**SHORT PROBLEM**
Retype every entry word for word.

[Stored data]
---

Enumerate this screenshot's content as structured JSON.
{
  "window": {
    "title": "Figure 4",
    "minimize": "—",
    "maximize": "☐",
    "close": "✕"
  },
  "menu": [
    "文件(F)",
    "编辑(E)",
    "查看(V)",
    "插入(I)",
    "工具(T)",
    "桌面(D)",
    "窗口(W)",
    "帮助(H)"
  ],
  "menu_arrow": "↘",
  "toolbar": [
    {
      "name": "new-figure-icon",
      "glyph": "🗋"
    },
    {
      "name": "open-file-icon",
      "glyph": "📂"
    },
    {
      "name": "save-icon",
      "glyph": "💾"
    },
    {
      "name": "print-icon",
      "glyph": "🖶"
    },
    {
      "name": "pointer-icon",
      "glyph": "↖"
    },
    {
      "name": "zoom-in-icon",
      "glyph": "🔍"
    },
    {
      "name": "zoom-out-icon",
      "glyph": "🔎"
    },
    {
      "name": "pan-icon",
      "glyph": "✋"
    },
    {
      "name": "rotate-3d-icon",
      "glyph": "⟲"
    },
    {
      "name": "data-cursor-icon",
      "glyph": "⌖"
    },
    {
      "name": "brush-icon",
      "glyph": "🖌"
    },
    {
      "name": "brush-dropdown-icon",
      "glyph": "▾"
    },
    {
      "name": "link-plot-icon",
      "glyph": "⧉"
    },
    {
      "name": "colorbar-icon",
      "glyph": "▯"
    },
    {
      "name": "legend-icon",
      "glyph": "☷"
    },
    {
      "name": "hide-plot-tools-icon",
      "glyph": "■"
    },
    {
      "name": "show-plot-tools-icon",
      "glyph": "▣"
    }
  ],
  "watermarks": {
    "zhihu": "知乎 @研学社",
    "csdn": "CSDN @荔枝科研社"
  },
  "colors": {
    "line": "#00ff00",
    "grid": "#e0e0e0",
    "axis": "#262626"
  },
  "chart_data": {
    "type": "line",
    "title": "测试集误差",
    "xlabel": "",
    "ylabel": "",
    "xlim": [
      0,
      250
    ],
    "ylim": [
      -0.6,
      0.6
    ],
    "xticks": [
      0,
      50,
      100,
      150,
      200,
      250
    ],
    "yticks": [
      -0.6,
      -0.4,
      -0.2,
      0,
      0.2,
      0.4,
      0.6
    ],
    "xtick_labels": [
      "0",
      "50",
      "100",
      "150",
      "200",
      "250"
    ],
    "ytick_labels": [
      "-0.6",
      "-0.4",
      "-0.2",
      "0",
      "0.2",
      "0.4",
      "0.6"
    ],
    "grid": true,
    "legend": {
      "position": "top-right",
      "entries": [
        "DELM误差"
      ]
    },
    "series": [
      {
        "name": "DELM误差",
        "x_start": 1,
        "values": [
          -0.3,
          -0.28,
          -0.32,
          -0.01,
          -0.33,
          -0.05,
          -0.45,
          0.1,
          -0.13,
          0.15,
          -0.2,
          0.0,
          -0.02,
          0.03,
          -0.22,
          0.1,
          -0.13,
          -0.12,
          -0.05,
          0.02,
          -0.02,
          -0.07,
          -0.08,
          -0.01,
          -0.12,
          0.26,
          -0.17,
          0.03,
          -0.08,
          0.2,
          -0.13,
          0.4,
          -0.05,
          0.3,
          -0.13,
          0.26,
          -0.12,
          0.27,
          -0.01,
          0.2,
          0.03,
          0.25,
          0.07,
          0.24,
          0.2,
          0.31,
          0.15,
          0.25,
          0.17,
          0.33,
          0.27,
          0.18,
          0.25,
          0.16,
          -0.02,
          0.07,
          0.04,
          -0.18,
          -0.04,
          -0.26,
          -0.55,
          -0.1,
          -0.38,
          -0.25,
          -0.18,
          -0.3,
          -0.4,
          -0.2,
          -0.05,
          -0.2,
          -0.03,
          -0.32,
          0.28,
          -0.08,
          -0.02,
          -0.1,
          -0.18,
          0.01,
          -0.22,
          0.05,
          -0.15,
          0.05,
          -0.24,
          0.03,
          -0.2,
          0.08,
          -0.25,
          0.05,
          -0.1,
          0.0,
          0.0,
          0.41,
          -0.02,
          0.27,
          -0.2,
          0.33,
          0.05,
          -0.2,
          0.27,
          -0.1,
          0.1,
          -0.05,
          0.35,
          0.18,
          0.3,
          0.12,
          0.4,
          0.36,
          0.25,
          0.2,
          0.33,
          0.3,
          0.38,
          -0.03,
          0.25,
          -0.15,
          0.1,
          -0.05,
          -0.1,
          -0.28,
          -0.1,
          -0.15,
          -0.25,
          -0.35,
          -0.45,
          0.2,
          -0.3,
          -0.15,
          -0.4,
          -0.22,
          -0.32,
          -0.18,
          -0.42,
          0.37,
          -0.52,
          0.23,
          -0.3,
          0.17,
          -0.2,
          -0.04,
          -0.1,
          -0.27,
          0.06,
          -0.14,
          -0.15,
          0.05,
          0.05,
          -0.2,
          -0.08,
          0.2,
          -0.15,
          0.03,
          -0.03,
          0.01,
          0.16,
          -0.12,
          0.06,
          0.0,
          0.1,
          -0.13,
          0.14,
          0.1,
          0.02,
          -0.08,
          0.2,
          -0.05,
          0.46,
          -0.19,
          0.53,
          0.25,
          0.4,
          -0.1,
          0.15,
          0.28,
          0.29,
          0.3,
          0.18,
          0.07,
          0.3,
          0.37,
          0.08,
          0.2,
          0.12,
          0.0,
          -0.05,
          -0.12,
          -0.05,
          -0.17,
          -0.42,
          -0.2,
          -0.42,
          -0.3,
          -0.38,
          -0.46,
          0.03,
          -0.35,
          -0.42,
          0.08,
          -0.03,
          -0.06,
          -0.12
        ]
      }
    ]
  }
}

---

**WRITTEN ANSWER**
Enumerate this screenshot's content as structured JSON.
{
  "window": {
    "title": "Figure 4",
    "minimize": "—",
    "maximize": "☐",
    "close": "✕"
  },
  "menu": [
    "文件(F)",
    "编辑(E)",
    "查看(V)",
    "插入(I)",
    "工具(T)",
    "桌面(D)",
    "窗口(W)",
    "帮助(H)"
  ],
  "menu_arrow": "↘",
  "toolbar": [
    {
      "name": "new-figure-icon",
      "glyph": "🗋"
    },
    {
      "name": "open-file-icon",
      "glyph": "📂"
    },
    {
      "name": "save-icon",
      "glyph": "💾"
    },
    {
      "name": "print-icon",
      "glyph": "🖶"
    },
    {
      "name": "pointer-icon",
      "glyph": "↖"
    },
    {
      "name": "zoom-in-icon",
      "glyph": "🔍"
    },
    {
      "name": "zoom-out-icon",
      "glyph": "🔎"
    },
    {
      "name": "pan-icon",
      "glyph": "✋"
    },
    {
      "name": "rotate-3d-icon",
      "glyph": "⟲"
    },
    {
      "name": "data-cursor-icon",
      "glyph": "⌖"
    },
    {
      "name": "brush-icon",
      "glyph": "🖌"
    },
    {
      "name": "brush-dropdown-icon",
      "glyph": "▾"
    },
    {
      "name": "link-plot-icon",
      "glyph": "⧉"
    },
    {
      "name": "colorbar-icon",
      "glyph": "▯"
    },
    {
      "name": "legend-icon",
      "glyph": "☷"
    },
    {
      "name": "hide-plot-tools-icon",
      "glyph": "■"
    },
    {
      "name": "show-plot-tools-icon",
      "glyph": "▣"
    }
  ],
  "watermarks": {
    "zhihu": "知乎 @研学社",
    "csdn": "CSDN @荔枝科研社"
  },
  "colors": {
    "line": "#00ff00",
    "grid": "#e0e0e0",
    "axis": "#262626"
  },
  "chart_data": {
    "type": "line",
    "title": "测试集误差",
    "xlabel": "",
    "ylabel": "",
    "xlim": [
      0,
      250
    ],
    "ylim": [
      -0.6,
      0.6
    ],
    "xticks": [
      0,
      50,
      100,
      150,
      200,
      250
    ],
    "yticks": [
      -0.6,
      -0.4,
      -0.2,
      0,
      0.2,
      0.4,
      0.6
    ],
    "xtick_labels": [
      "0",
      "50",
      "100",
      "150",
      "200",
      "250"
    ],
    "ytick_labels": [
      "-0.6",
      "-0.4",
      "-0.2",
      "0",
      "0.2",
      "0.4",
      "0.6"
    ],
    "grid": true,
    "legend": {
      "position": "top-right",
      "entries": [
        "DELM误差"
      ]
    },
    "series": [
      {
        "name": "DELM误差",
        "x_start": 1,
        "values": [
          -0.3,
          -0.28,
          -0.32,
          -0.01,
          -0.33,
          -0.05,
          -0.45,
          0.1,
          -0.13,
          0.15,
          -0.2,
          0.0,
          -0.02,
          0.03,
          -0.22,
          0.1,
          -0.13,
          -0.12,
          -0.05,
          0.02,
          -0.02,
          -0.07,
          -0.08,
          -0.01,
          -0.12,
          0.26,
          -0.17,
          0.03,
          -0.08,
          0.2,
          -0.13,
          0.4,
          -0.05,
          0.3,
          -0.13,
          0.26,
          -0.12,
          0.27,
          -0.01,
          0.2,
          0.03,
          0.25,
          0.07,
          0.24,
          0.2,
          0.31,
          0.15,
          0.25,
          0.17,
          0.33,
          0.27,
          0.18,
          0.25,
          0.16,
          -0.02,
          0.07,
          0.04,
          -0.18,
          -0.04,
          -0.26,
          -0.55,
          -0.1,
          -0.38,
          -0.25,
          -0.18,
          -0.3,
          -0.4,
          -0.2,
          -0.05,
          -0.2,
          -0.03,
          -0.32,
          0.28,
          -0.08,
          -0.02,
          -0.1,
          -0.18,
          0.01,
          -0.22,
          0.05,
          -0.15,
          0.05,
          -0.24,
          0.03,
          -0.2,
          0.08,
          -0.25,
          0.05,
          -0.1,
          0.0,
          0.0,
          0.41,
          -0.02,
          0.27,
          -0.2,
          0.33,
          0.05,
          -0.2,
          0.27,
          -0.1,
          0.1,
          -0.05,
          0.35,
          0.18,
          0.3,
          0.12,
          0.4,
          0.36,
          0.25,
          0.2,
          0.33,
          0.3,
          0.38,
          -0.03,
          0.25,
          -0.15,
          0.1,
          -0.05,
          -0.1,
          -0.28,
          -0.1,
          -0.15,
          -0.25,
          -0.35,
          -0.45,
          0.2,
          -0.3,
          -0.15,
          -0.4,
          -0.22,
          -0.32,
          -0.18,
          -0.42,
          0.37,
          -0.52,
          0.23,
          -0.3,
          0.17,
          -0.2,
          -0.04,
          -0.1,
          -0.27,
          0.06,
          -0.14,
          -0.15,
          0.05,
          0.05,
          -0.2,
          -0.08,
          0.2,
          -0.15,
          0.03,
          -0.03,
          0.01,
          0.16,
          -0.12,
          0.06,
          0.0,
          0.1,
          -0.13,
          0.14,
          0.1,
          0.02,
          -0.08,
          0.2,
          -0.05,
          0.46,
          -0.19,
          0.53,
          0.25,
          0.4,
          -0.1,
          0.15,
          0.28,
          0.29,
          0.3,
          0.18,
          0.07,
          0.3,
          0.37,
          0.08,
          0.2,
          0.12,
          0.0,
          -0.05,
          -0.12,
          -0.05,
          -0.17,
          -0.42,
          -0.2,
          -0.42,
          -0.3,
          -0.38,
          -0.46,
          0.03,
          -0.35,
          -0.42,
          0.08,
          -0.03,
          -0.06,
          -0.12
        ]
      }
    ]
  }
}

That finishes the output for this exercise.